[Stored items]
==*==

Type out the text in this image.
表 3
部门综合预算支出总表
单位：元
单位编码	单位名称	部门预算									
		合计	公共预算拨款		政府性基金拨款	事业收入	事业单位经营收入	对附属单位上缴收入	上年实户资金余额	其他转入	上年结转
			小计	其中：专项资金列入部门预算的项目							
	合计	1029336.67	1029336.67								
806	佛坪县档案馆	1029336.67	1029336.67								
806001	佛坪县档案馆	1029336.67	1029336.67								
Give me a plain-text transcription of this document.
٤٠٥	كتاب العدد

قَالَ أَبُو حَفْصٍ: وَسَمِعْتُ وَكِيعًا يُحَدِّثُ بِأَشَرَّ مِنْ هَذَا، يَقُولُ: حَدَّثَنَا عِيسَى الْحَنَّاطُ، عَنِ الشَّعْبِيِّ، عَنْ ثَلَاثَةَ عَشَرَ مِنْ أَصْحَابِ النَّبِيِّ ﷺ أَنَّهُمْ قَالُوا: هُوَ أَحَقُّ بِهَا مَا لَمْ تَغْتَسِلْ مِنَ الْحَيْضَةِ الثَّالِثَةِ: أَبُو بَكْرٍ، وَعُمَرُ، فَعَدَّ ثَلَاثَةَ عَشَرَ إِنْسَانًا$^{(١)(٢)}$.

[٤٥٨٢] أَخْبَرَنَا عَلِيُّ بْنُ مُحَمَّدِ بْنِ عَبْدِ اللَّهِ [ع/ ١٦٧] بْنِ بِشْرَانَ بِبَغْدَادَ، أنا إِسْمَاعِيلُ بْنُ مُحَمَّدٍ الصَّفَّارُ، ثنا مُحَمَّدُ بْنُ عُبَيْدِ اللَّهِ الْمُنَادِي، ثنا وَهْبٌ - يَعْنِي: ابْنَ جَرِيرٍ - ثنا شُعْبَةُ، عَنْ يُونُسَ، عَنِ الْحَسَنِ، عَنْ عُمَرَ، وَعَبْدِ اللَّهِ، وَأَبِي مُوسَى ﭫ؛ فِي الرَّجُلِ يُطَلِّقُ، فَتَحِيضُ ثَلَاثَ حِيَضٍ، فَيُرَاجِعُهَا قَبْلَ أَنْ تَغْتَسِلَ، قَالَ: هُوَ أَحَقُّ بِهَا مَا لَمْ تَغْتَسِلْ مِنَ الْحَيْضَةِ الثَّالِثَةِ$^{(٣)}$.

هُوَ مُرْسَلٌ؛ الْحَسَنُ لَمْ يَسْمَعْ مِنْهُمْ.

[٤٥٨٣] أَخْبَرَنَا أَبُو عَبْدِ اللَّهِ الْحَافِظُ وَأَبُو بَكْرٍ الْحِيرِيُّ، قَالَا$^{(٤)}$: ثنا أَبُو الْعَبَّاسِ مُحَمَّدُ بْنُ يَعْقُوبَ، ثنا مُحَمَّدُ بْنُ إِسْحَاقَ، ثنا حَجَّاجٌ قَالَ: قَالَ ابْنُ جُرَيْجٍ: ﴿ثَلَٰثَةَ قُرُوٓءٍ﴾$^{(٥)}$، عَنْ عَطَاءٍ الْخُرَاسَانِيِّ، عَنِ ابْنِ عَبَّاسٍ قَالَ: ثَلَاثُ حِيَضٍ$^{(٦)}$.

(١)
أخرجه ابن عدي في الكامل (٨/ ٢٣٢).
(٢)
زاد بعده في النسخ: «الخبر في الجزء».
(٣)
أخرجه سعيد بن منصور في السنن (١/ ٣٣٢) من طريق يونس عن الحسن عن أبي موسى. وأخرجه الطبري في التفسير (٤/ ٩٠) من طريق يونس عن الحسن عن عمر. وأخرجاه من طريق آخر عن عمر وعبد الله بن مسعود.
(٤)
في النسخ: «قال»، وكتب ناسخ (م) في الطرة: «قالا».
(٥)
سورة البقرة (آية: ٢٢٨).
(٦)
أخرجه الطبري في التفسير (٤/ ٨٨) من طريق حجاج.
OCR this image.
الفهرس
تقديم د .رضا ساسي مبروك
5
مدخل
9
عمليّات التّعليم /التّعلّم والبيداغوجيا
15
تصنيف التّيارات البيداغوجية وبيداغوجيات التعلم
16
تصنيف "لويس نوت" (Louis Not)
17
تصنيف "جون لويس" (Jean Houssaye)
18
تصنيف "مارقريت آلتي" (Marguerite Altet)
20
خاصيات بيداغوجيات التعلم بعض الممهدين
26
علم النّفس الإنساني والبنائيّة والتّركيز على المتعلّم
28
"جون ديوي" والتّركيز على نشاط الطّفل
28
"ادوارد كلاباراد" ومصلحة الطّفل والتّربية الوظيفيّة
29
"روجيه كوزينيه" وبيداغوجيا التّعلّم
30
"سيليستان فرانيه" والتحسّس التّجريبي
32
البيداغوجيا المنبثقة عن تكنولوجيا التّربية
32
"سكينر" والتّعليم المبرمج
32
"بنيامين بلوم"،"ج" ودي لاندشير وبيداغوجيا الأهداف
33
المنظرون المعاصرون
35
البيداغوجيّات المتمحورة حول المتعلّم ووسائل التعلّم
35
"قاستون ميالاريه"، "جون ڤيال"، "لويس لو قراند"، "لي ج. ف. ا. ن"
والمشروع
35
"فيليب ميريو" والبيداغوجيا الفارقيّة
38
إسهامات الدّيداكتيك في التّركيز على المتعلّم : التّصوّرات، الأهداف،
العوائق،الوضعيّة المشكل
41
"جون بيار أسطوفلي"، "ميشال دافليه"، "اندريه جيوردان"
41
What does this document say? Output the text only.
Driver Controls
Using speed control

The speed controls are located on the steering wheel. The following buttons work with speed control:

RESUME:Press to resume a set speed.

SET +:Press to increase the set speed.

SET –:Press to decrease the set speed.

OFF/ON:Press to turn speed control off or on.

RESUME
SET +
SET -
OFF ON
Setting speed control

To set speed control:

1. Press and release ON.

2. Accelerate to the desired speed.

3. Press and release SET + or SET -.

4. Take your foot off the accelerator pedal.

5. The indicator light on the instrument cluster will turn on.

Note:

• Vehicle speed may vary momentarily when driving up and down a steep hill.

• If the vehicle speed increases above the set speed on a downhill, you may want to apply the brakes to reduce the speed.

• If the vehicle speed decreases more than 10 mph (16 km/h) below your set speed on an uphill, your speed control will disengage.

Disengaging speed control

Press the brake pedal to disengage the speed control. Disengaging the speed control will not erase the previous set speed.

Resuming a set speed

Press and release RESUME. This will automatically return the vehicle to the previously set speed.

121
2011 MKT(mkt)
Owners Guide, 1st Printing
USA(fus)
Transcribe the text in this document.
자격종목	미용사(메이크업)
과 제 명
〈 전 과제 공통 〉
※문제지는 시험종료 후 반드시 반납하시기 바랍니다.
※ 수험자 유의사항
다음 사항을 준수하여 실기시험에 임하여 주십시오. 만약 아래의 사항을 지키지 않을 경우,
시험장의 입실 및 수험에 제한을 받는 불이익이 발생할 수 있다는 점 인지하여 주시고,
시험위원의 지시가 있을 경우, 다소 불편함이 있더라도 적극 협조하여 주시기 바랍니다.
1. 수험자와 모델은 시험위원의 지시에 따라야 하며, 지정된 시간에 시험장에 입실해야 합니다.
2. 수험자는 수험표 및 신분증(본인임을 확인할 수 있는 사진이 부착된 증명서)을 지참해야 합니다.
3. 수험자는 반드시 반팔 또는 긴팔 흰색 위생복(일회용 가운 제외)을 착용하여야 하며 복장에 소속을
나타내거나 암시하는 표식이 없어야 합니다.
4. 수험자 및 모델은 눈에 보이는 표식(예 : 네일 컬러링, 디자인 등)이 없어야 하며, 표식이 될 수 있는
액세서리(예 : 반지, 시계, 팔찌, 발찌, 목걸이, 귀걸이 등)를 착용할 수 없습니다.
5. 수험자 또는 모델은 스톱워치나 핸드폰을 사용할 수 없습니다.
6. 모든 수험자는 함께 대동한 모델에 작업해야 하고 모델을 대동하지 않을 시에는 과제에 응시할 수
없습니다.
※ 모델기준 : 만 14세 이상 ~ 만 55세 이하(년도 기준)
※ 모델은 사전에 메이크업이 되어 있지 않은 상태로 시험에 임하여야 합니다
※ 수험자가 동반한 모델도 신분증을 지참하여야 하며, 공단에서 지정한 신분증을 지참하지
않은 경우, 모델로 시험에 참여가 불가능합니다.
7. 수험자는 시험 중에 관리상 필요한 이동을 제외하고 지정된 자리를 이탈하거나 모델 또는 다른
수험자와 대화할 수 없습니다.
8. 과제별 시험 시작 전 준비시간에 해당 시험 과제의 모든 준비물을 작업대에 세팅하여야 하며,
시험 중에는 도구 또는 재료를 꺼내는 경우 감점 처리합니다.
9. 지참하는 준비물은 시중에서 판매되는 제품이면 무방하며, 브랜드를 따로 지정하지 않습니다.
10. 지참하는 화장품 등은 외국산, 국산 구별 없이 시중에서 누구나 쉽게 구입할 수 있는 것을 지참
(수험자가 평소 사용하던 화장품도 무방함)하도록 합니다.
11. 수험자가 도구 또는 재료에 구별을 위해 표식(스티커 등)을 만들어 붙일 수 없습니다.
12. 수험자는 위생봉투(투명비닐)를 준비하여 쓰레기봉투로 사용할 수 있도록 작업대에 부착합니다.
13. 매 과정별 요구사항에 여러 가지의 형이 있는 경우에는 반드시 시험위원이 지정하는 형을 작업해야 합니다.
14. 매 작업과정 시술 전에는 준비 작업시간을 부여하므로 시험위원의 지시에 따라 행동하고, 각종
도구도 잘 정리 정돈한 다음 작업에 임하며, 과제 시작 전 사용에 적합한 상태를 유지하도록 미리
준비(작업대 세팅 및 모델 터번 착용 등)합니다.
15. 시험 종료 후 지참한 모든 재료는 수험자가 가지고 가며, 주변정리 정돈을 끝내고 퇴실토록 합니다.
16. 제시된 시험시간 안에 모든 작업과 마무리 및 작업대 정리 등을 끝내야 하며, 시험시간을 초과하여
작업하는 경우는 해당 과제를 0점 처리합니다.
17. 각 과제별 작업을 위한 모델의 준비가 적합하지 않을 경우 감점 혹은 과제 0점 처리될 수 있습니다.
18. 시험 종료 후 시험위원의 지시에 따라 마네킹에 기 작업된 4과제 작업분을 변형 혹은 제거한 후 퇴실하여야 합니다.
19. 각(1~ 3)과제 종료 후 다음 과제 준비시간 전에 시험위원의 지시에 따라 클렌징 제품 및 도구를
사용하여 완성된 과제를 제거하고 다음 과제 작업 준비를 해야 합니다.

==*==

▶ Set task
Using the records above, select and copy every line that has the word "طريق".

▶ Exercise result
أخرجه سعيد بن منصور في السنن (١/ ٣٣٢) من طريق يونس عن الحسن عن أبي موسى. وأخرجه الطبري في التفسير (٤/ ٩٠) من طريق يونس عن الحسن عن عمر. وأخرجاه من طريق آخر عن عمر وعبد الله بن مسعود.
أخرجه الطبري في التفسير (٤/ ٨٨) من طريق حجاج.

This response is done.